%%

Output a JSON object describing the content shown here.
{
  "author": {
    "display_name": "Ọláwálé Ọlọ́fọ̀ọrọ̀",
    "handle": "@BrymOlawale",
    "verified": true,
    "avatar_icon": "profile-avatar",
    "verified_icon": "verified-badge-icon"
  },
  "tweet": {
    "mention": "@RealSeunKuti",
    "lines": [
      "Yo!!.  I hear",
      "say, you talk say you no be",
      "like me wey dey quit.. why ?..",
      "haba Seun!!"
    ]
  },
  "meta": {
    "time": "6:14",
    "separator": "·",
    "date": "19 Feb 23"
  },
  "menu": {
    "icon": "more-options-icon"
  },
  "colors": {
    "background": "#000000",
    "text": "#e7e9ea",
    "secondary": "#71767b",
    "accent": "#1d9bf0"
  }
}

%%

AIM OF THE EXERCISE: Copy each line of the entries that includes the word "verified".

COMPLETE RESPONSE:
    "verified": true,
    "verified_icon": "verified-badge-icon"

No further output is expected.